------ Source material ------
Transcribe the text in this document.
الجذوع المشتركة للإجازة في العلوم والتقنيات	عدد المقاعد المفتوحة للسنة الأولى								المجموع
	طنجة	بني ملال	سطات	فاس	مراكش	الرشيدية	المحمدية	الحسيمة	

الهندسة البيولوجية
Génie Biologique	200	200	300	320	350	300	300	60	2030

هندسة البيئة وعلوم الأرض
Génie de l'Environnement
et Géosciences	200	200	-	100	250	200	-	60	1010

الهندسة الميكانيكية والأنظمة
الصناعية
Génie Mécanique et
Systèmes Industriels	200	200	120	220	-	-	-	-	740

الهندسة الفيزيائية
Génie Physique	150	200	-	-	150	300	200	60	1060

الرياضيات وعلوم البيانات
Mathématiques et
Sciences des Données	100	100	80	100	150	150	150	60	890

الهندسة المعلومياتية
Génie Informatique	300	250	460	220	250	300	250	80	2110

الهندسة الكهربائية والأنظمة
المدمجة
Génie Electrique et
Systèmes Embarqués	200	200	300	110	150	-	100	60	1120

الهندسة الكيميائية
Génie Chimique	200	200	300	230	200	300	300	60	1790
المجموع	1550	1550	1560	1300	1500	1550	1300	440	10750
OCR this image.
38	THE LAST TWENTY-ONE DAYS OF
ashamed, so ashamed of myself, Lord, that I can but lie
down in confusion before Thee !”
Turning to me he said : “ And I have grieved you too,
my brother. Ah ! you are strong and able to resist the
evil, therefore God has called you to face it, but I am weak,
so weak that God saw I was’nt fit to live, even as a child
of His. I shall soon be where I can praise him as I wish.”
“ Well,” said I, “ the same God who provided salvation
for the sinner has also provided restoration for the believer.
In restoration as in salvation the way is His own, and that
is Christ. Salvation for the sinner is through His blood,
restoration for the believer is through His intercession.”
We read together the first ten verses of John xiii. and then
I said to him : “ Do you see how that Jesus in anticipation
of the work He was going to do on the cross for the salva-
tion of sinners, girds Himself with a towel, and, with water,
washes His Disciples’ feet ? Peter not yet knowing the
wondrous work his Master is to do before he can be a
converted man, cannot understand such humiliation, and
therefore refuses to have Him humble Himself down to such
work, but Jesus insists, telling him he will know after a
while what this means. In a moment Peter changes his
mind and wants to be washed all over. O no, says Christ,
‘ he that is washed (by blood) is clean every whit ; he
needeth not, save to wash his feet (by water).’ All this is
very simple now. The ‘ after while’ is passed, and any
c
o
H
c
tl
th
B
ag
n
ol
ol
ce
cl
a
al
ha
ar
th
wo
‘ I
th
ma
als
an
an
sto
------
_What the exercise asks_
Set down the entries above again, word for word.

_The result_
Transcribe the text in this document.
الجذوع المشتركة للإجازة في العلوم والتقنيات	عدد المقاعد المفتوحة للسنة الأولى								المجموع
	طنجة	بني ملال	سطات	فاس	مراكش	الرشيدية	المحمدية	الحسيمة	

الهندسة البيولوجية
Génie Biologique	200	200	300	320	350	300	300	60	2030

هندسة البيئة وعلوم الأرض
Génie de l'Environnement
et Géosciences	200	200	-	100	250	200	-	60	1010

الهندسة الميكانيكية والأنظمة
الصناعية
Génie Mécanique et
Systèmes Industriels	200	200	120	220	-	-	-	-	740

الهندسة الفيزيائية
Génie Physique	150	200	-	-	150	300	200	60	1060

الرياضيات وعلوم البيانات
Mathématiques et
Sciences des Données	100	100	80	100	150	150	150	60	890

الهندسة المعلومياتية
Génie Informatique	300	250	460	220	250	300	250	80	2110

الهندسة الكهربائية والأنظمة
المدمجة
Génie Electrique et
Systèmes Embarqués	200	200	300	110	150	-	100	60	1120

الهندسة الكيميائية
Génie Chimique	200	200	300	230	200	300	300	60	1790
المجموع	1550	1550	1560	1300	1500	1550	1300	440	10750
OCR this image.
38	THE LAST TWENTY-ONE DAYS OF
ashamed, so ashamed of myself, Lord, that I can but lie
down in confusion before Thee !”
Turning to me he said : “ And I have grieved you too,
my brother. Ah ! you are strong and able to resist the
evil, therefore God has called you to face it, but I am weak,
so weak that God saw I was’nt fit to live, even as a child
of His. I shall soon be where I can praise him as I wish.”
“ Well,” said I, “ the same God who provided salvation
for the sinner has also provided restoration for the believer.
In restoration as in salvation the way is His own, and that
is Christ. Salvation for the sinner is through His blood,
restoration for the believer is through His intercession.”
We read together the first ten verses of John xiii. and then
I said to him : “ Do you see how that Jesus in anticipation
of the work He was going to do on the cross for the salva-
tion of sinners, girds Himself with a towel, and, with water,
washes His Disciples’ feet ? Peter not yet knowing the
wondrous work his Master is to do before he can be a
converted man, cannot understand such humiliation, and
therefore refuses to have Him humble Himself down to such
work, but Jesus insists, telling him he will know after a
while what this means. In a moment Peter changes his
mind and wants to be washed all over. O no, says Christ,
‘ he that is washed (by blood) is clean every whit ; he
needeth not, save to wash his feet (by water).’ All this is
very simple now. The ‘ after while’ is passed, and any
c
o
H
c
tl
th
B
ag
n
ol
ol
ce
cl
a
al
ha
ar
th
wo
‘ I
th
ma
als
an
an
sto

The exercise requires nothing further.